Element boundary listings
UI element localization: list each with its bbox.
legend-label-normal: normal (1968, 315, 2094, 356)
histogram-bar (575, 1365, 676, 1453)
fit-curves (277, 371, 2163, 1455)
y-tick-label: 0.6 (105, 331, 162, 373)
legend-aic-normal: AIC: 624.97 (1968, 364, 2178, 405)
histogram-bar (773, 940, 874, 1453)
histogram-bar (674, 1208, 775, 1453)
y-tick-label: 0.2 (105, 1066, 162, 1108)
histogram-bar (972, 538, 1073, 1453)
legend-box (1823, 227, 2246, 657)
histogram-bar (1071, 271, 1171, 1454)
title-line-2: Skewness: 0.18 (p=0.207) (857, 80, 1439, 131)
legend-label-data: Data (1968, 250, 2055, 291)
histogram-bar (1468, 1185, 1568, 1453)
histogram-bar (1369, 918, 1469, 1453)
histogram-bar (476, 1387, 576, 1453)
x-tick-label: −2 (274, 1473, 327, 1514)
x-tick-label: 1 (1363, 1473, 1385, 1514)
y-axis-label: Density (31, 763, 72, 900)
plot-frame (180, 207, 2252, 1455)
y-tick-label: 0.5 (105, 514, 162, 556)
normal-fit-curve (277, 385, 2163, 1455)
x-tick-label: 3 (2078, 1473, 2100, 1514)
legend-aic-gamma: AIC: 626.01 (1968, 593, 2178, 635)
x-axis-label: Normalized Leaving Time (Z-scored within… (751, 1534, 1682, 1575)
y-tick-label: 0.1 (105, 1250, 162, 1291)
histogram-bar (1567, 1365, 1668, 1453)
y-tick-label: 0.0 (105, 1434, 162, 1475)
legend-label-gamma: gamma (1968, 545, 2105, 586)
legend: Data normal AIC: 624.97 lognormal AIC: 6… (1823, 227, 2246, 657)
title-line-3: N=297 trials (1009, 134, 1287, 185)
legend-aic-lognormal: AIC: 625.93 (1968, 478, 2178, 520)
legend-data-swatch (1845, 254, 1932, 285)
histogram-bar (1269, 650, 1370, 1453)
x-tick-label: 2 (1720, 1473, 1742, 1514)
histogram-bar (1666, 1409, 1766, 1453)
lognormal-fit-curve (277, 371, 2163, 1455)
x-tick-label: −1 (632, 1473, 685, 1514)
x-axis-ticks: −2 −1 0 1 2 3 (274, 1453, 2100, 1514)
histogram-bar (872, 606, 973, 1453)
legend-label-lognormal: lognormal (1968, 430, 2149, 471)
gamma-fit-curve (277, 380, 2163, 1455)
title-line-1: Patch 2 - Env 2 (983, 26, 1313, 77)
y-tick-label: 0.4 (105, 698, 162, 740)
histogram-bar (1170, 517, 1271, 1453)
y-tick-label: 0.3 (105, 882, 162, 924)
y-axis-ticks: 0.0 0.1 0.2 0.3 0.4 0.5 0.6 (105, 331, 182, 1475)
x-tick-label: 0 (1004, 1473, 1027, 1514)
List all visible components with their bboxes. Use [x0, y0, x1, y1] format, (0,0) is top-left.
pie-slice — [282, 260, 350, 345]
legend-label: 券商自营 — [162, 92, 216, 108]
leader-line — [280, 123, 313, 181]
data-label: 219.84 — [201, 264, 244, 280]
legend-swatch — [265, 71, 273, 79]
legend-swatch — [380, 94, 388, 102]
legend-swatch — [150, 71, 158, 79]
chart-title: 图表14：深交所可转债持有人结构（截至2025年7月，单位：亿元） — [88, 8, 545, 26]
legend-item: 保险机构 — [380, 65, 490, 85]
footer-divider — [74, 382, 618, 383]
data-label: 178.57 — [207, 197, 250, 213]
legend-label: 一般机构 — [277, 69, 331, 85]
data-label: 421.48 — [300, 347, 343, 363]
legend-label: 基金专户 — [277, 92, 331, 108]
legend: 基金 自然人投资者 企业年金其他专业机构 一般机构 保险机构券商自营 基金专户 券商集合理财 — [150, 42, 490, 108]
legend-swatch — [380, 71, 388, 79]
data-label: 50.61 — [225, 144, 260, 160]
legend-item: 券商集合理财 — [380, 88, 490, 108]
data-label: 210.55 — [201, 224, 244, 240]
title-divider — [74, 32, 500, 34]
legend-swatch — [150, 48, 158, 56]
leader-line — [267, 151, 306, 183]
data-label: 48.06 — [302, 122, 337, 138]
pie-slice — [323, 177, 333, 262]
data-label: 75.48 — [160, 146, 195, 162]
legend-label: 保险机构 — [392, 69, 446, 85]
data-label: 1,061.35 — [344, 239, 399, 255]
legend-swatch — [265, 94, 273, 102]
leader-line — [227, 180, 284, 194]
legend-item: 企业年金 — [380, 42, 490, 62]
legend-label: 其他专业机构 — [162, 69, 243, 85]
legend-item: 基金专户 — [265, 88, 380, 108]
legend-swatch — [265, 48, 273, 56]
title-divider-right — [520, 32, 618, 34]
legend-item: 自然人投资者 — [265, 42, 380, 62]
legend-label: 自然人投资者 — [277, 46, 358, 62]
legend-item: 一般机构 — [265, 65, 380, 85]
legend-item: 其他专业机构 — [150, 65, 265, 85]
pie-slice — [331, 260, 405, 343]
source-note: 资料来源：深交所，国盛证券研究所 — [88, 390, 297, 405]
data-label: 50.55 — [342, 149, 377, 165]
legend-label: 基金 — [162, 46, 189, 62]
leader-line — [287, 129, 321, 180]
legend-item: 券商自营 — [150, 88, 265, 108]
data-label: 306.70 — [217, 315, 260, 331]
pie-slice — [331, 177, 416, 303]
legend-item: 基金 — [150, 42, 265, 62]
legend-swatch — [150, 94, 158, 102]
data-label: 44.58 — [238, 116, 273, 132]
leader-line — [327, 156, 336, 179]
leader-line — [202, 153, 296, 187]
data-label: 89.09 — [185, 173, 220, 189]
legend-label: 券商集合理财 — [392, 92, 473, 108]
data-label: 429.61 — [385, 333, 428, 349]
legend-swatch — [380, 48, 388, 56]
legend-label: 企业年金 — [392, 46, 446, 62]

◆ **Task brief**:
Please return every line of the listing above, unchanged.

◆ **Worked solution**:
UI element localization: list each with its bbox.
legend-label-normal: normal (1968, 315, 2094, 356)
histogram-bar (575, 1365, 676, 1453)
fit-curves (277, 371, 2163, 1455)
y-tick-label: 0.6 (105, 331, 162, 373)
legend-aic-normal: AIC: 624.97 (1968, 364, 2178, 405)
histogram-bar (773, 940, 874, 1453)
histogram-bar (674, 1208, 775, 1453)
y-tick-label: 0.2 (105, 1066, 162, 1108)
histogram-bar (972, 538, 1073, 1453)
legend-box (1823, 227, 2246, 657)
histogram-bar (1071, 271, 1171, 1454)
title-line-2: Skewness: 0.18 (p=0.207) (857, 80, 1439, 131)
legend-label-data: Data (1968, 250, 2055, 291)
histogram-bar (1468, 1185, 1568, 1453)
histogram-bar (1369, 918, 1469, 1453)
histogram-bar (476, 1387, 576, 1453)
x-tick-label: −2 (274, 1473, 327, 1514)
x-tick-label: 1 (1363, 1473, 1385, 1514)
y-axis-label: Density (31, 763, 72, 900)
plot-frame (180, 207, 2252, 1455)
y-tick-label: 0.5 (105, 514, 162, 556)
normal-fit-curve (277, 385, 2163, 1455)
x-tick-label: 3 (2078, 1473, 2100, 1514)
legend-aic-gamma: AIC: 626.01 (1968, 593, 2178, 635)
x-axis-label: Normalized Leaving Time (Z-scored within… (751, 1534, 1682, 1575)
y-tick-label: 0.1 (105, 1250, 162, 1291)
histogram-bar (1567, 1365, 1668, 1453)
y-tick-label: 0.0 (105, 1434, 162, 1475)
legend-label-gamma: gamma (1968, 545, 2105, 586)
legend: Data normal AIC: 624.97 lognormal AIC: 6… (1823, 227, 2246, 657)
title-line-3: N=297 trials (1009, 134, 1287, 185)
legend-aic-lognormal: AIC: 625.93 (1968, 478, 2178, 520)
legend-data-swatch (1845, 254, 1932, 285)
histogram-bar (1269, 650, 1370, 1453)
x-tick-label: 2 (1720, 1473, 1742, 1514)
histogram-bar (1666, 1409, 1766, 1453)
lognormal-fit-curve (277, 371, 2163, 1455)
x-tick-label: −1 (632, 1473, 685, 1514)
x-axis-ticks: −2 −1 0 1 2 3 (274, 1453, 2100, 1514)
histogram-bar (872, 606, 973, 1453)
legend-label-lognormal: lognormal (1968, 430, 2149, 471)
gamma-fit-curve (277, 380, 2163, 1455)
title-line-1: Patch 2 - Env 2 (983, 26, 1313, 77)
y-tick-label: 0.4 (105, 698, 162, 740)
histogram-bar (1170, 517, 1271, 1453)
y-tick-label: 0.3 (105, 882, 162, 924)
y-axis-ticks: 0.0 0.1 0.2 0.3 0.4 0.5 0.6 (105, 331, 182, 1475)
x-tick-label: 0 (1004, 1473, 1027, 1514)
List all visible components with their bboxes. Use [x0, y0, x1, y1] format, (0,0) is top-left.
pie-slice — [282, 260, 350, 345]
legend-label: 券商自营 — [162, 92, 216, 108]
leader-line — [280, 123, 313, 181]
data-label: 219.84 — [201, 264, 244, 280]
legend-swatch — [265, 71, 273, 79]
legend-swatch — [380, 94, 388, 102]
legend-swatch — [150, 71, 158, 79]
chart-title: 图表14：深交所可转债持有人结构（截至2025年7月，单位：亿元） — [88, 8, 545, 26]
legend-item: 保险机构 — [380, 65, 490, 85]
footer-divider — [74, 382, 618, 383]
data-label: 178.57 — [207, 197, 250, 213]
legend-label: 一般机构 — [277, 69, 331, 85]
data-label: 421.48 — [300, 347, 343, 363]
legend-label: 基金专户 — [277, 92, 331, 108]
legend: 基金 自然人投资者 企业年金其他专业机构 一般机构 保险机构券商自营 基金专户 券商集合理财 — [150, 42, 490, 108]
legend-swatch — [380, 71, 388, 79]
data-label: 50.61 — [225, 144, 260, 160]
legend-item: 券商集合理财 — [380, 88, 490, 108]
data-label: 210.55 — [201, 224, 244, 240]
title-divider — [74, 32, 500, 34]
legend-swatch — [150, 48, 158, 56]
leader-line — [267, 151, 306, 183]
data-label: 48.06 — [302, 122, 337, 138]
pie-slice — [323, 177, 333, 262]
data-label: 75.48 — [160, 146, 195, 162]
legend-label: 保险机构 — [392, 69, 446, 85]
data-label: 1,061.35 — [344, 239, 399, 255]
legend-swatch — [265, 94, 273, 102]
leader-line — [227, 180, 284, 194]
legend-item: 企业年金 — [380, 42, 490, 62]
legend-label: 其他专业机构 — [162, 69, 243, 85]
legend-item: 基金专户 — [265, 88, 380, 108]
legend-swatch — [265, 48, 273, 56]
title-divider-right — [520, 32, 618, 34]
legend-item: 自然人投资者 — [265, 42, 380, 62]
legend-label: 自然人投资者 — [277, 46, 358, 62]
legend-item: 一般机构 — [265, 65, 380, 85]
legend-item: 其他专业机构 — [150, 65, 265, 85]
pie-slice — [331, 260, 405, 343]
source-note: 资料来源：深交所，国盛证券研究所 — [88, 390, 297, 405]
data-label: 50.55 — [342, 149, 377, 165]
legend-label: 基金 — [162, 46, 189, 62]
leader-line — [287, 129, 321, 180]
legend-item: 券商自营 — [150, 88, 265, 108]
data-label: 306.70 — [217, 315, 260, 331]
pie-slice — [331, 177, 416, 303]
legend-item: 基金 — [150, 42, 265, 62]
legend-swatch — [150, 94, 158, 102]
data-label: 44.58 — [238, 116, 273, 132]
leader-line — [327, 156, 336, 179]
leader-line — [202, 153, 296, 187]
data-label: 89.09 — [185, 173, 220, 189]
legend-label: 券商集合理财 — [392, 92, 473, 108]
data-label: 429.61 — [385, 333, 428, 349]
legend-swatch — [380, 48, 388, 56]
legend-label: 企业年金 — [392, 46, 446, 62]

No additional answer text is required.